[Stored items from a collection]
▽
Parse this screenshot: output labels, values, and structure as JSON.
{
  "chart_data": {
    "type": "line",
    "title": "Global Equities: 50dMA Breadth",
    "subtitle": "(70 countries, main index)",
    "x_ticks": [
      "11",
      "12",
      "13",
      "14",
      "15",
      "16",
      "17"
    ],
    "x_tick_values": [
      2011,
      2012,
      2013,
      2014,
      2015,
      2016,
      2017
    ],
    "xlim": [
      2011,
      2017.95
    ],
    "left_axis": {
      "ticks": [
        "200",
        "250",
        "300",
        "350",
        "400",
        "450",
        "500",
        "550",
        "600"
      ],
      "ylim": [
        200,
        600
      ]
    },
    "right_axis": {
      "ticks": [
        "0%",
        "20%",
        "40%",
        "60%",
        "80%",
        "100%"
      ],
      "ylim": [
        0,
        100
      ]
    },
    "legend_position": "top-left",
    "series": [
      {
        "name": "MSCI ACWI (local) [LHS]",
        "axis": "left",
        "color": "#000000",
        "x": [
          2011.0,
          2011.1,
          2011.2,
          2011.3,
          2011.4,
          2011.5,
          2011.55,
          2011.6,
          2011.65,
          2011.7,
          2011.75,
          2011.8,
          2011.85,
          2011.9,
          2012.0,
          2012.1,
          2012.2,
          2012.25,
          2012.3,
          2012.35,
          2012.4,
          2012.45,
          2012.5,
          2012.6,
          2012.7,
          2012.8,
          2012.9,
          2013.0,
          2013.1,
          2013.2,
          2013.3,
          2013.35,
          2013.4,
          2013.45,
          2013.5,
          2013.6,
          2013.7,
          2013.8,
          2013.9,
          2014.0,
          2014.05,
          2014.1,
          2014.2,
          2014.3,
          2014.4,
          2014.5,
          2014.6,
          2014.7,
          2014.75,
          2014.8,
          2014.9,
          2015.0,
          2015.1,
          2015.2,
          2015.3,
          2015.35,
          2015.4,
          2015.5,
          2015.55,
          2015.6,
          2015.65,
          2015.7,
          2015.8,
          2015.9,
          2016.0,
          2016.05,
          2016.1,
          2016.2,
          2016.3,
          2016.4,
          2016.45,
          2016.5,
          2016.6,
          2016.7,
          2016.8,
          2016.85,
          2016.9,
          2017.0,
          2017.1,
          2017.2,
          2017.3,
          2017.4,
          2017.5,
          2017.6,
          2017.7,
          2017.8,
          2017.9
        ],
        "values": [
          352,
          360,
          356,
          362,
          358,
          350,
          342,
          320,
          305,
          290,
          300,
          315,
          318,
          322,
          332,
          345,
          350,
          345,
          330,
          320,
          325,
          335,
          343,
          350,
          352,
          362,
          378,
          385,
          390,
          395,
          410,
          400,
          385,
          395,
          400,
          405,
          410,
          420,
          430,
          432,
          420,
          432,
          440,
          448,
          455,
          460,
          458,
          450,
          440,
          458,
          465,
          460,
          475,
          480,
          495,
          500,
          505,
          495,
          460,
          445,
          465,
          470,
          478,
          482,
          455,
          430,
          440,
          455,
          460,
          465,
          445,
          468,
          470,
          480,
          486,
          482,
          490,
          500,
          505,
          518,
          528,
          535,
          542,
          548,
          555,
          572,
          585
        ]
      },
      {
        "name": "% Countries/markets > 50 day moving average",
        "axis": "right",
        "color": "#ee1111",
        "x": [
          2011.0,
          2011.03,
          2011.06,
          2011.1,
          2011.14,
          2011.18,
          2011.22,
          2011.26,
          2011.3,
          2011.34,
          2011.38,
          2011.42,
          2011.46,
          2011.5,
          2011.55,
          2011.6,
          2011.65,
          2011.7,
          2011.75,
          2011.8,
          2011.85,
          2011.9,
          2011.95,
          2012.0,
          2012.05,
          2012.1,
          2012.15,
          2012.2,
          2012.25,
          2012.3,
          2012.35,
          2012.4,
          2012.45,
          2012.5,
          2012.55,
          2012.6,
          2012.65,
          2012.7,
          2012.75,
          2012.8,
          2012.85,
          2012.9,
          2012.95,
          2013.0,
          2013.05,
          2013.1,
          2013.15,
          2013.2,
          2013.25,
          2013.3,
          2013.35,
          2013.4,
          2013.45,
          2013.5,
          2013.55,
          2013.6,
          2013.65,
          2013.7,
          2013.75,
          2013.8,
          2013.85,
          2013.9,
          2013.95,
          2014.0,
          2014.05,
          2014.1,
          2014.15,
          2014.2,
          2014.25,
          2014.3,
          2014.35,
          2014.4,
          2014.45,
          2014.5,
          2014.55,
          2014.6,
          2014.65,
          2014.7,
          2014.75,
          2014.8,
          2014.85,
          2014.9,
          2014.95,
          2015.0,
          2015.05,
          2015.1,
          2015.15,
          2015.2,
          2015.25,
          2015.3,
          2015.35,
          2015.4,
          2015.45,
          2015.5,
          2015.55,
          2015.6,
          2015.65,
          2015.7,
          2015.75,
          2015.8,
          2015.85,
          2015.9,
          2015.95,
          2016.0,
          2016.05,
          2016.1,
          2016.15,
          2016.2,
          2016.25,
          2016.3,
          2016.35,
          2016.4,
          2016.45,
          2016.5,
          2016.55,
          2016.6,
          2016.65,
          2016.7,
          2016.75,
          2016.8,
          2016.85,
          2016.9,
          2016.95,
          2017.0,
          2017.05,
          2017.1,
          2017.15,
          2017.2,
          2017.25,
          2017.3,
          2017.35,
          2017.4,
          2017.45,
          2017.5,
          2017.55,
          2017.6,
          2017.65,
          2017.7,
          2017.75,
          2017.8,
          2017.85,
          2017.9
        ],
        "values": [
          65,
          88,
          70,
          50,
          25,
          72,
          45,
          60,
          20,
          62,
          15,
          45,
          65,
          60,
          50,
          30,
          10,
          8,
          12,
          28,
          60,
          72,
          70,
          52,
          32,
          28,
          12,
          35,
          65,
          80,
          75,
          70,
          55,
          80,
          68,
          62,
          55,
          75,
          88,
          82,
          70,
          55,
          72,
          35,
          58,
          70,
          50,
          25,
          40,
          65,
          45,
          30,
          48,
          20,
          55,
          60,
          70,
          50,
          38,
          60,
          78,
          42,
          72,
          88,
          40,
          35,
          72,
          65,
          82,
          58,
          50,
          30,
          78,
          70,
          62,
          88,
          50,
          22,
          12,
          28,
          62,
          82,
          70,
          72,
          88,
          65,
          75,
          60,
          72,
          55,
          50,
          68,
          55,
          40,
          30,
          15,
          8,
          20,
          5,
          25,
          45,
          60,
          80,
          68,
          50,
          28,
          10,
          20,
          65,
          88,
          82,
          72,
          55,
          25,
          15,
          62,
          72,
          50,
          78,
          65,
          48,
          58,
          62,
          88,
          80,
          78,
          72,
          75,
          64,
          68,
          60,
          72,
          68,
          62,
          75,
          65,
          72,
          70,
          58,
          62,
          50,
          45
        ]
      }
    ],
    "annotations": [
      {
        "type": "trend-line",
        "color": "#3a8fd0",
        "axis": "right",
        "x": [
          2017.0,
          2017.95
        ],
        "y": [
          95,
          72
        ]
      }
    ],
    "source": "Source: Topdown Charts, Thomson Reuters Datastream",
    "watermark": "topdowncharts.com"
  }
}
△
Do this: Reproduce each record exactly, leaving nothing out.

Result of this task:
Parse this screenshot: output labels, values, and structure as JSON.
{
  "chart_data": {
    "type": "line",
    "title": "Global Equities: 50dMA Breadth",
    "subtitle": "(70 countries, main index)",
    "x_ticks": [
      "11",
      "12",
      "13",
      "14",
      "15",
      "16",
      "17"
    ],
    "x_tick_values": [
      2011,
      2012,
      2013,
      2014,
      2015,
      2016,
      2017
    ],
    "xlim": [
      2011,
      2017.95
    ],
    "left_axis": {
      "ticks": [
        "200",
        "250",
        "300",
        "350",
        "400",
        "450",
        "500",
        "550",
        "600"
      ],
      "ylim": [
        200,
        600
      ]
    },
    "right_axis": {
      "ticks": [
        "0%",
        "20%",
        "40%",
        "60%",
        "80%",
        "100%"
      ],
      "ylim": [
        0,
        100
      ]
    },
    "legend_position": "top-left",
    "series": [
      {
        "name": "MSCI ACWI (local) [LHS]",
        "axis": "left",
        "color": "#000000",
        "x": [
          2011.0,
          2011.1,
          2011.2,
          2011.3,
          2011.4,
          2011.5,
          2011.55,
          2011.6,
          2011.65,
          2011.7,
          2011.75,
          2011.8,
          2011.85,
          2011.9,
          2012.0,
          2012.1,
          2012.2,
          2012.25,
          2012.3,
          2012.35,
          2012.4,
          2012.45,
          2012.5,
          2012.6,
          2012.7,
          2012.8,
          2012.9,
          2013.0,
          2013.1,
          2013.2,
          2013.3,
          2013.35,
          2013.4,
          2013.45,
          2013.5,
          2013.6,
          2013.7,
          2013.8,
          2013.9,
          2014.0,
          2014.05,
          2014.1,
          2014.2,
          2014.3,
          2014.4,
          2014.5,
          2014.6,
          2014.7,
          2014.75,
          2014.8,
          2014.9,
          2015.0,
          2015.1,
          2015.2,
          2015.3,
          2015.35,
          2015.4,
          2015.5,
          2015.55,
          2015.6,
          2015.65,
          2015.7,
          2015.8,
          2015.9,
          2016.0,
          2016.05,
          2016.1,
          2016.2,
          2016.3,
          2016.4,
          2016.45,
          2016.5,
          2016.6,
          2016.7,
          2016.8,
          2016.85,
          2016.9,
          2017.0,
          2017.1,
          2017.2,
          2017.3,
          2017.4,
          2017.5,
          2017.6,
          2017.7,
          2017.8,
          2017.9
        ],
        "values": [
          352,
          360,
          356,
          362,
          358,
          350,
          342,
          320,
          305,
          290,
          300,
          315,
          318,
          322,
          332,
          345,
          350,
          345,
          330,
          320,
          325,
          335,
          343,
          350,
          352,
          362,
          378,
          385,
          390,
          395,
          410,
          400,
          385,
          395,
          400,
          405,
          410,
          420,
          430,
          432,
          420,
          432,
          440,
          448,
          455,
          460,
          458,
          450,
          440,
          458,
          465,
          460,
          475,
          480,
          495,
          500,
          505,
          495,
          460,
          445,
          465,
          470,
          478,
          482,
          455,
          430,
          440,
          455,
          460,
          465,
          445,
          468,
          470,
          480,
          486,
          482,
          490,
          500,
          505,
          518,
          528,
          535,
          542,
          548,
          555,
          572,
          585
        ]
      },
      {
        "name": "% Countries/markets > 50 day moving average",
        "axis": "right",
        "color": "#ee1111",
        "x": [
          2011.0,
          2011.03,
          2011.06,
          2011.1,
          2011.14,
          2011.18,
          2011.22,
          2011.26,
          2011.3,
          2011.34,
          2011.38,
          2011.42,
          2011.46,
          2011.5,
          2011.55,
          2011.6,
          2011.65,
          2011.7,
          2011.75,
          2011.8,
          2011.85,
          2011.9,
          2011.95,
          2012.0,
          2012.05,
          2012.1,
          2012.15,
          2012.2,
          2012.25,
          2012.3,
          2012.35,
          2012.4,
          2012.45,
          2012.5,
          2012.55,
          2012.6,
          2012.65,
          2012.7,
          2012.75,
          2012.8,
          2012.85,
          2012.9,
          2012.95,
          2013.0,
          2013.05,
          2013.1,
          2013.15,
          2013.2,
          2013.25,
          2013.3,
          2013.35,
          2013.4,
          2013.45,
          2013.5,
          2013.55,
          2013.6,
          2013.65,
          2013.7,
          2013.75,
          2013.8,
          2013.85,
          2013.9,
          2013.95,
          2014.0,
          2014.05,
          2014.1,
          2014.15,
          2014.2,
          2014.25,
          2014.3,
          2014.35,
          2014.4,
          2014.45,
          2014.5,
          2014.55,
          2014.6,
          2014.65,
          2014.7,
          2014.75,
          2014.8,
          2014.85,
          2014.9,
          2014.95,
          2015.0,
          2015.05,
          2015.1,
          2015.15,
          2015.2,
          2015.25,
          2015.3,
          2015.35,
          2015.4,
          2015.45,
          2015.5,
          2015.55,
          2015.6,
          2015.65,
          2015.7,
          2015.75,
          2015.8,
          2015.85,
          2015.9,
          2015.95,
          2016.0,
          2016.05,
          2016.1,
          2016.15,
          2016.2,
          2016.25,
          2016.3,
          2016.35,
          2016.4,
          2016.45,
          2016.5,
          2016.55,
          2016.6,
          2016.65,
          2016.7,
          2016.75,
          2016.8,
          2016.85,
          2016.9,
          2016.95,
          2017.0,
          2017.05,
          2017.1,
          2017.15,
          2017.2,
          2017.25,
          2017.3,
          2017.35,
          2017.4,
          2017.45,
          2017.5,
          2017.55,
          2017.6,
          2017.65,
          2017.7,
          2017.75,
          2017.8,
          2017.85,
          2017.9
        ],
        "values": [
          65,
          88,
          70,
          50,
          25,
          72,
          45,
          60,
          20,
          62,
          15,
          45,
          65,
          60,
          50,
          30,
          10,
          8,
          12,
          28,
          60,
          72,
          70,
          52,
          32,
          28,
          12,
          35,
          65,
          80,
          75,
          70,
          55,
          80,
          68,
          62,
          55,
          75,
          88,
          82,
          70,
          55,
          72,
          35,
          58,
          70,
          50,
          25,
          40,
          65,
          45,
          30,
          48,
          20,
          55,
          60,
          70,
          50,
          38,
          60,
          78,
          42,
          72,
          88,
          40,
          35,
          72,
          65,
          82,
          58,
          50,
          30,
          78,
          70,
          62,
          88,
          50,
          22,
          12,
          28,
          62,
          82,
          70,
          72,
          88,
          65,
          75,
          60,
          72,
          55,
          50,
          68,
          55,
          40,
          30,
          15,
          8,
          20,
          5,
          25,
          45,
          60,
          80,
          68,
          50,
          28,
          10,
          20,
          65,
          88,
          82,
          72,
          55,
          25,
          15,
          62,
          72,
          50,
          78,
          65,
          48,
          58,
          62,
          88,
          80,
          78,
          72,
          75,
          64,
          68,
          60,
          72,
          68,
          62,
          75,
          65,
          72,
          70,
          58,
          62,
          50,
          45
        ]
      }
    ],
    "annotations": [
      {
        "type": "trend-line",
        "color": "#3a8fd0",
        "axis": "right",
        "x": [
          2017.0,
          2017.95
        ],
        "y": [
          95,
          72
        ]
      }
    ],
    "source": "Source: Topdown Charts, Thomson Reuters Datastream",
    "watermark": "topdowncharts.com"
  }
}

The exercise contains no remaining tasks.